# WHAT TO WORK ON
Reproduce every line of the data below without changing a single character.

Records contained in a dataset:
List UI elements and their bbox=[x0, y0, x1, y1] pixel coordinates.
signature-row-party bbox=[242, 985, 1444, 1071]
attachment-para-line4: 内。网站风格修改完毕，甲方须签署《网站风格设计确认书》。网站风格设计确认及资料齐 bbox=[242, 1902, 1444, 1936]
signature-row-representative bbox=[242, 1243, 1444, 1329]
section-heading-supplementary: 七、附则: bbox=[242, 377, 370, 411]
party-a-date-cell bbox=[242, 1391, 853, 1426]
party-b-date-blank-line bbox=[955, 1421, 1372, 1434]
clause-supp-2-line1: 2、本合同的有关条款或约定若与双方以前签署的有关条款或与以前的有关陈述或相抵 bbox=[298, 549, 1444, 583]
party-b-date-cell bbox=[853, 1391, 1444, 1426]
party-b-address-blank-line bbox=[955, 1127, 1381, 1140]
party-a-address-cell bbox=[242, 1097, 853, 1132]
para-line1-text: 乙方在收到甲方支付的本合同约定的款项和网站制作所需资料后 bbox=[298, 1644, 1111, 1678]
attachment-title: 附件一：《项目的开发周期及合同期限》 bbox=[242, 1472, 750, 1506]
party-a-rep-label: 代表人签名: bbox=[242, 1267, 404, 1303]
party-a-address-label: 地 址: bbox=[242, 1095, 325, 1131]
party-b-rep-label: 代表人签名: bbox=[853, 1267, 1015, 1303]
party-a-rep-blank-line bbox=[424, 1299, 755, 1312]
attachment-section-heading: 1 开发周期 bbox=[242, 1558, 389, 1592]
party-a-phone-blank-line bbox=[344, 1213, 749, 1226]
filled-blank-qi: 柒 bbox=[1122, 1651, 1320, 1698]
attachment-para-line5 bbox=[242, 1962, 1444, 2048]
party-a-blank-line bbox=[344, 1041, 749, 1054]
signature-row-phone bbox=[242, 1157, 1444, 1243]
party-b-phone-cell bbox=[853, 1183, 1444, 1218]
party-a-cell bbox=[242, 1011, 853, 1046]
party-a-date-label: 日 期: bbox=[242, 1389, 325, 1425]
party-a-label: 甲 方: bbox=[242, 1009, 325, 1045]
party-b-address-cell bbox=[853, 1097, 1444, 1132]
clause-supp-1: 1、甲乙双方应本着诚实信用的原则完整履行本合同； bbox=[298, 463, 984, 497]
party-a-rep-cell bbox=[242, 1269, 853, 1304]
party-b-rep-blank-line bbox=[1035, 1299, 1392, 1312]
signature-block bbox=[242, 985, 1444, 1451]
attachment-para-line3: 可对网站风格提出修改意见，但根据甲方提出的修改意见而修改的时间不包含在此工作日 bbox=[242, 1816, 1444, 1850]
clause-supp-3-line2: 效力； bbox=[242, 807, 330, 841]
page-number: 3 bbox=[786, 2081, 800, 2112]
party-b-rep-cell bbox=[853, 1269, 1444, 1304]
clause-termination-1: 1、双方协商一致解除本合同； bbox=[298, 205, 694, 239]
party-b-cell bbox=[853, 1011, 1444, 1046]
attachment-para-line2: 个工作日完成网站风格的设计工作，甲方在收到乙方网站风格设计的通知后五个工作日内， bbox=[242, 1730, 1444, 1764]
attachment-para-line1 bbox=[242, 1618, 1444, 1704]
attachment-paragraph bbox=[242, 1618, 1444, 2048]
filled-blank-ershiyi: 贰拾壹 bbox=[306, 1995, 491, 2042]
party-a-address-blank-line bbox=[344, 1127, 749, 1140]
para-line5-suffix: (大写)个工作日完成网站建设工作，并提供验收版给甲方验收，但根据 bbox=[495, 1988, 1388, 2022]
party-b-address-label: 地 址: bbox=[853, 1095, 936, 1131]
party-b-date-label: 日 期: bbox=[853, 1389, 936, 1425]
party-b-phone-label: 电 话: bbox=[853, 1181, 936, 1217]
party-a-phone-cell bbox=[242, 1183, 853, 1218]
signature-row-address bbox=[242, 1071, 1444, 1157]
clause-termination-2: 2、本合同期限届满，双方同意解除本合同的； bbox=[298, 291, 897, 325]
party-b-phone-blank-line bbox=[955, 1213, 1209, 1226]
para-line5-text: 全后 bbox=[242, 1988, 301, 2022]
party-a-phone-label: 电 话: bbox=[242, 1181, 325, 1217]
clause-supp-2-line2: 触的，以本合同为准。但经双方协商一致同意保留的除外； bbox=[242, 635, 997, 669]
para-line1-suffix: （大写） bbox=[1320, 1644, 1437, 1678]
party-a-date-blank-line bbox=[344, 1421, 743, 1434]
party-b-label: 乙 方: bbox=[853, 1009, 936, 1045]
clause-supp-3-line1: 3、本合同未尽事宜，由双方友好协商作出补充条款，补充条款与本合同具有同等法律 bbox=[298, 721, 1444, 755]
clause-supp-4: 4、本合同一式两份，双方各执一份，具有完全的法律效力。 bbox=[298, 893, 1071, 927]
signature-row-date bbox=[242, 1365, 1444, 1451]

# RESPONSE TO THIS TASK
List UI elements and their bbox=[x0, y0, x1, y1] pixel coordinates.
signature-row-party bbox=[242, 985, 1444, 1071]
attachment-para-line4: 内。网站风格修改完毕，甲方须签署《网站风格设计确认书》。网站风格设计确认及资料齐 bbox=[242, 1902, 1444, 1936]
signature-row-representative bbox=[242, 1243, 1444, 1329]
section-heading-supplementary: 七、附则: bbox=[242, 377, 370, 411]
party-a-date-cell bbox=[242, 1391, 853, 1426]
party-b-date-blank-line bbox=[955, 1421, 1372, 1434]
clause-supp-2-line1: 2、本合同的有关条款或约定若与双方以前签署的有关条款或与以前的有关陈述或相抵 bbox=[298, 549, 1444, 583]
party-b-date-cell bbox=[853, 1391, 1444, 1426]
party-b-address-blank-line bbox=[955, 1127, 1381, 1140]
party-a-address-cell bbox=[242, 1097, 853, 1132]
para-line1-text: 乙方在收到甲方支付的本合同约定的款项和网站制作所需资料后 bbox=[298, 1644, 1111, 1678]
attachment-title: 附件一：《项目的开发周期及合同期限》 bbox=[242, 1472, 750, 1506]
party-a-rep-label: 代表人签名: bbox=[242, 1267, 404, 1303]
party-a-address-label: 地 址: bbox=[242, 1095, 325, 1131]
party-b-rep-label: 代表人签名: bbox=[853, 1267, 1015, 1303]
party-a-rep-blank-line bbox=[424, 1299, 755, 1312]
attachment-section-heading: 1 开发周期 bbox=[242, 1558, 389, 1592]
party-a-phone-blank-line bbox=[344, 1213, 749, 1226]
filled-blank-qi: 柒 bbox=[1122, 1651, 1320, 1698]
attachment-para-line5 bbox=[242, 1962, 1444, 2048]
party-a-blank-line bbox=[344, 1041, 749, 1054]
signature-row-phone bbox=[242, 1157, 1444, 1243]
party-b-phone-cell bbox=[853, 1183, 1444, 1218]
party-a-cell bbox=[242, 1011, 853, 1046]
party-a-date-label: 日 期: bbox=[242, 1389, 325, 1425]
party-a-label: 甲 方: bbox=[242, 1009, 325, 1045]
party-b-address-cell bbox=[853, 1097, 1444, 1132]
clause-supp-1: 1、甲乙双方应本着诚实信用的原则完整履行本合同； bbox=[298, 463, 984, 497]
party-a-rep-cell bbox=[242, 1269, 853, 1304]
party-b-rep-blank-line bbox=[1035, 1299, 1392, 1312]
signature-block bbox=[242, 985, 1444, 1451]
attachment-para-line3: 可对网站风格提出修改意见，但根据甲方提出的修改意见而修改的时间不包含在此工作日 bbox=[242, 1816, 1444, 1850]
clause-supp-3-line2: 效力； bbox=[242, 807, 330, 841]
page-number: 3 bbox=[786, 2081, 800, 2112]
party-b-rep-cell bbox=[853, 1269, 1444, 1304]
clause-termination-1: 1、双方协商一致解除本合同； bbox=[298, 205, 694, 239]
party-b-cell bbox=[853, 1011, 1444, 1046]
attachment-para-line2: 个工作日完成网站风格的设计工作，甲方在收到乙方网站风格设计的通知后五个工作日内， bbox=[242, 1730, 1444, 1764]
attachment-para-line1 bbox=[242, 1618, 1444, 1704]
attachment-paragraph bbox=[242, 1618, 1444, 2048]
filled-blank-ershiyi: 贰拾壹 bbox=[306, 1995, 491, 2042]
party-a-address-blank-line bbox=[344, 1127, 749, 1140]
para-line5-suffix: (大写)个工作日完成网站建设工作，并提供验收版给甲方验收，但根据 bbox=[495, 1988, 1388, 2022]
party-b-address-label: 地 址: bbox=[853, 1095, 936, 1131]
party-b-date-label: 日 期: bbox=[853, 1389, 936, 1425]
party-b-phone-label: 电 话: bbox=[853, 1181, 936, 1217]
party-a-phone-cell bbox=[242, 1183, 853, 1218]
signature-row-address bbox=[242, 1071, 1444, 1157]
clause-termination-2: 2、本合同期限届满，双方同意解除本合同的； bbox=[298, 291, 897, 325]
party-b-phone-blank-line bbox=[955, 1213, 1209, 1226]
para-line5-text: 全后 bbox=[242, 1988, 301, 2022]
party-a-phone-label: 电 话: bbox=[242, 1181, 325, 1217]
clause-supp-2-line2: 触的，以本合同为准。但经双方协商一致同意保留的除外； bbox=[242, 635, 997, 669]
para-line1-suffix: （大写） bbox=[1320, 1644, 1437, 1678]
party-a-date-blank-line bbox=[344, 1421, 743, 1434]
party-b-label: 乙 方: bbox=[853, 1009, 936, 1045]
clause-supp-3-line1: 3、本合同未尽事宜，由双方友好协商作出补充条款，补充条款与本合同具有同等法律 bbox=[298, 721, 1444, 755]
clause-supp-4: 4、本合同一式两份，双方各执一份，具有完全的法律效力。 bbox=[298, 893, 1071, 927]
signature-row-date bbox=[242, 1365, 1444, 1451]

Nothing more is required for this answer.